## TASK INSTRUCTIONS
Exact reproduction is required for all entries.

++++ DATA LISTING ++++

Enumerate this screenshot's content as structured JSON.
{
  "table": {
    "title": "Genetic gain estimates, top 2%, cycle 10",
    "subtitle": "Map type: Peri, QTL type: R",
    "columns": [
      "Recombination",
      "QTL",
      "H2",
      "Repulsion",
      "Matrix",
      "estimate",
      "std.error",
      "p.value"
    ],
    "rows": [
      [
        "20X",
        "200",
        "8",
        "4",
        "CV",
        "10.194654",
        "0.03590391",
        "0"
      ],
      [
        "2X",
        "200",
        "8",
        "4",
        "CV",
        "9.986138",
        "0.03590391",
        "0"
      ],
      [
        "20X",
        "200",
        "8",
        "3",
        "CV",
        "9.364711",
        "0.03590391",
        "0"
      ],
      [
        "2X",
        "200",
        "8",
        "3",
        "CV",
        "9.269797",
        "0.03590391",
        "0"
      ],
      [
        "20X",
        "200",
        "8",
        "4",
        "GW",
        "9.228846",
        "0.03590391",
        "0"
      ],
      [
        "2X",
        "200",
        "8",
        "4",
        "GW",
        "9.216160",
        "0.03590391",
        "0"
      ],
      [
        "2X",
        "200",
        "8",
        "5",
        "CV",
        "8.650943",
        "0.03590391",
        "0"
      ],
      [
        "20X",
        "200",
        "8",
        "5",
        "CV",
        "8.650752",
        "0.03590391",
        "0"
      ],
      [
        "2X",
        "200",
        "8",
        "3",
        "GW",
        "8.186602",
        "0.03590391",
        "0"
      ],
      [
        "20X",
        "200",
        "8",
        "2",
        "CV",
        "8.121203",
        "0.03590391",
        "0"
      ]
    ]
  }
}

++++

## THE REPLY
Enumerate this screenshot's content as structured JSON.
{
  "table": {
    "title": "Genetic gain estimates, top 2%, cycle 10",
    "subtitle": "Map type: Peri, QTL type: R",
    "columns": [
      "Recombination",
      "QTL",
      "H2",
      "Repulsion",
      "Matrix",
      "estimate",
      "std.error",
      "p.value"
    ],
    "rows": [
      [
        "20X",
        "200",
        "8",
        "4",
        "CV",
        "10.194654",
        "0.03590391",
        "0"
      ],
      [
        "2X",
        "200",
        "8",
        "4",
        "CV",
        "9.986138",
        "0.03590391",
        "0"
      ],
      [
        "20X",
        "200",
        "8",
        "3",
        "CV",
        "9.364711",
        "0.03590391",
        "0"
      ],
      [
        "2X",
        "200",
        "8",
        "3",
        "CV",
        "9.269797",
        "0.03590391",
        "0"
      ],
      [
        "20X",
        "200",
        "8",
        "4",
        "GW",
        "9.228846",
        "0.03590391",
        "0"
      ],
      [
        "2X",
        "200",
        "8",
        "4",
        "GW",
        "9.216160",
        "0.03590391",
        "0"
      ],
      [
        "2X",
        "200",
        "8",
        "5",
        "CV",
        "8.650943",
        "0.03590391",
        "0"
      ],
      [
        "20X",
        "200",
        "8",
        "5",
        "CV",
        "8.650752",
        "0.03590391",
        "0"
      ],
      [
        "2X",
        "200",
        "8",
        "3",
        "GW",
        "8.186602",
        "0.03590391",
        "0"
      ],
      [
        "20X",
        "200",
        "8",
        "2",
        "CV",
        "8.121203",
        "0.03590391",
        "0"
      ]
    ]
  }
}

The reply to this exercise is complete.